Task brief: Return the count of lines that mention "title", with no other words.

Recorded data:
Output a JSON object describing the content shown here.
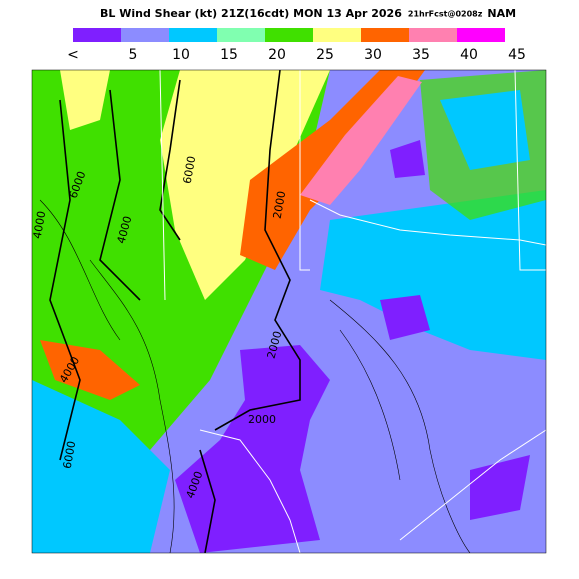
{
  "header": {
    "title": "BL Wind Shear (kt) 21Z(16cdt) MON 13 Apr 2026",
    "forecast": "21hrFcst@0208z",
    "model": "NAM"
  },
  "color_bar": {
    "colors": [
      "#7f1fff",
      "#8c8cff",
      "#00c8ff",
      "#80ffb0",
      "#40e000",
      "#ffff80",
      "#ff6400",
      "#ff80b0",
      "#ff00ff"
    ],
    "labels": [
      "<",
      "5",
      "10",
      "15",
      "20",
      "25",
      "30",
      "35",
      "40",
      "45"
    ]
  },
  "map": {
    "contour_labels": [
      "6000",
      "6000",
      "4000",
      "4000",
      "2000",
      "2000",
      "2000",
      "4000",
      "6000",
      "4000"
    ]
  }
}
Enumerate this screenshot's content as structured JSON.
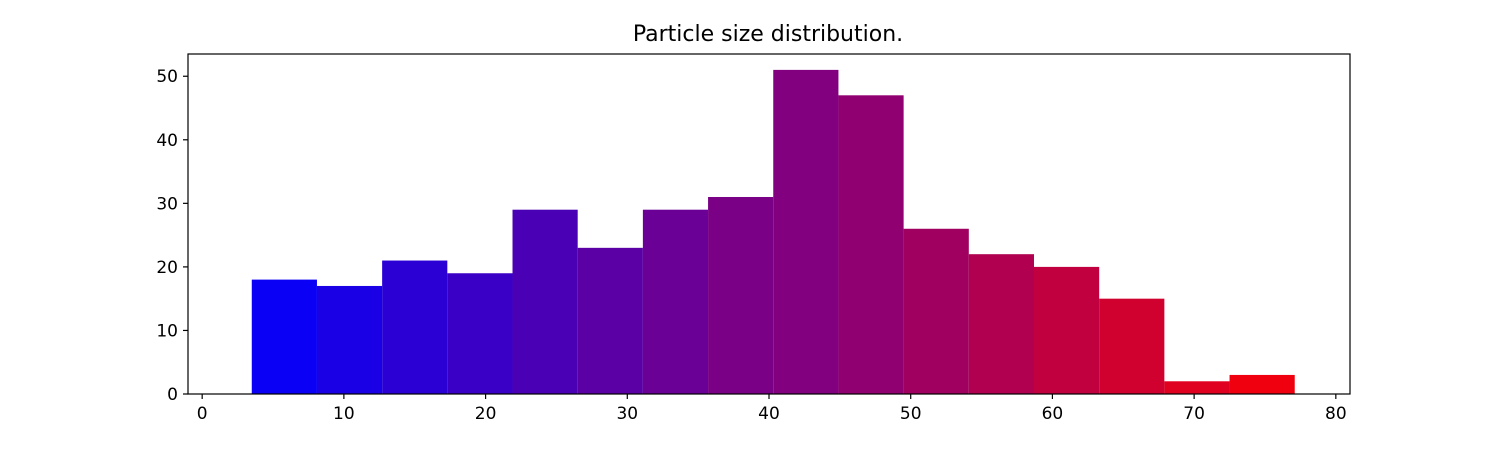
{
  "chart_data": {
    "type": "bar",
    "title": "Particle size distribution.",
    "xlabel": "",
    "ylabel": "",
    "xlim": [
      -1,
      81
    ],
    "ylim": [
      0,
      53.5
    ],
    "xticks": [
      0,
      10,
      20,
      30,
      40,
      50,
      60,
      70,
      80
    ],
    "yticks": [
      0,
      10,
      20,
      30,
      40,
      50
    ],
    "bin_edges": [
      3.5,
      8.1,
      12.7,
      17.3,
      21.9,
      26.5,
      31.1,
      35.7,
      40.3,
      44.9,
      49.5,
      54.1,
      58.7,
      63.3,
      67.9,
      72.5,
      77.1
    ],
    "values": [
      18,
      17,
      21,
      19,
      29,
      23,
      29,
      31,
      51,
      47,
      26,
      22,
      20,
      15,
      2,
      3
    ],
    "colors": [
      "#0a00f5",
      "#1a00e5",
      "#2a00d5",
      "#3a00c5",
      "#4a00b5",
      "#5a00a5",
      "#6a0095",
      "#7a0085",
      "#820080",
      "#900070",
      "#a00060",
      "#b0004f",
      "#c0003f",
      "#d0002f",
      "#e0001f",
      "#f0000f"
    ],
    "grid": false,
    "legend": "none"
  }
}
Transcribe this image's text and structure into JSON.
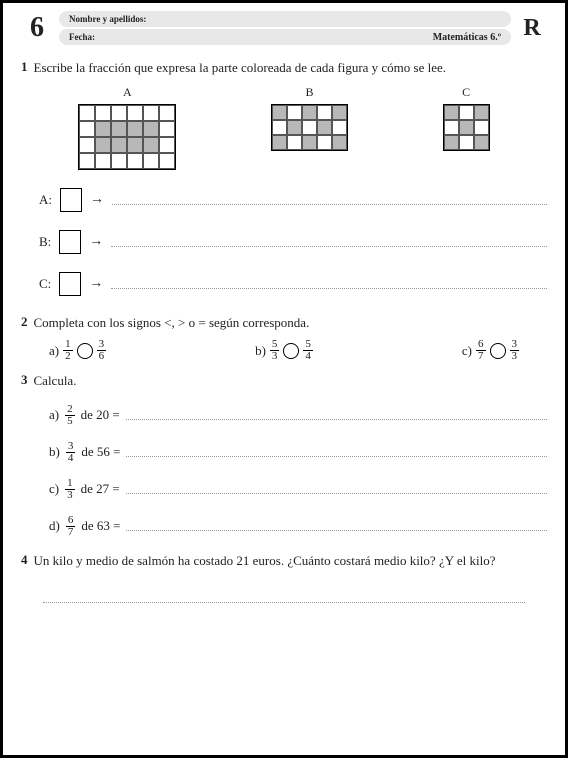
{
  "header": {
    "page_number": "6",
    "name_label": "Nombre y apellidos:",
    "date_label": "Fecha:",
    "subject": "Matemáticas 6.º",
    "badge": "R"
  },
  "q1": {
    "num": "1",
    "text": "Escribe la fracción que expresa la parte coloreada de cada figura y cómo se lee.",
    "labels": {
      "a": "A",
      "b": "B",
      "c": "C"
    },
    "answers": {
      "a": "A:",
      "b": "B:",
      "c": "C:"
    },
    "arrow": "→",
    "gridA": {
      "cell": 16,
      "cols": 6,
      "rows": 4,
      "pattern": [
        [
          0,
          0,
          0,
          0,
          0,
          0
        ],
        [
          0,
          1,
          1,
          1,
          1,
          0
        ],
        [
          0,
          1,
          1,
          1,
          1,
          0
        ],
        [
          0,
          0,
          0,
          0,
          0,
          0
        ]
      ]
    },
    "gridB": {
      "cell": 15,
      "cols": 5,
      "rows": 3,
      "pattern": [
        [
          1,
          0,
          1,
          0,
          1
        ],
        [
          0,
          1,
          0,
          1,
          0
        ],
        [
          1,
          0,
          1,
          0,
          1
        ]
      ]
    },
    "gridC": {
      "cell": 15,
      "cols": 3,
      "rows": 3,
      "pattern": [
        [
          1,
          0,
          1
        ],
        [
          0,
          1,
          0
        ],
        [
          1,
          0,
          1
        ]
      ]
    }
  },
  "q2": {
    "num": "2",
    "text": "Completa con los signos <, > o = según corresponda.",
    "items": [
      {
        "label": "a)",
        "l_num": "1",
        "l_den": "2",
        "r_num": "3",
        "r_den": "6"
      },
      {
        "label": "b)",
        "l_num": "5",
        "l_den": "3",
        "r_num": "5",
        "r_den": "4"
      },
      {
        "label": "c)",
        "l_num": "6",
        "l_den": "7",
        "r_num": "3",
        "r_den": "3"
      }
    ]
  },
  "q3": {
    "num": "3",
    "text": "Calcula.",
    "items": [
      {
        "label": "a)",
        "num": "2",
        "den": "5",
        "of": "de 20 ="
      },
      {
        "label": "b)",
        "num": "3",
        "den": "4",
        "of": "de 56 ="
      },
      {
        "label": "c)",
        "num": "1",
        "den": "3",
        "of": "de 27 ="
      },
      {
        "label": "d)",
        "num": "6",
        "den": "7",
        "of": "de 63 ="
      }
    ]
  },
  "q4": {
    "num": "4",
    "text": "Un kilo y medio de salmón ha costado 21 euros. ¿Cuánto costará medio kilo? ¿Y el kilo?"
  }
}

Correct response: 2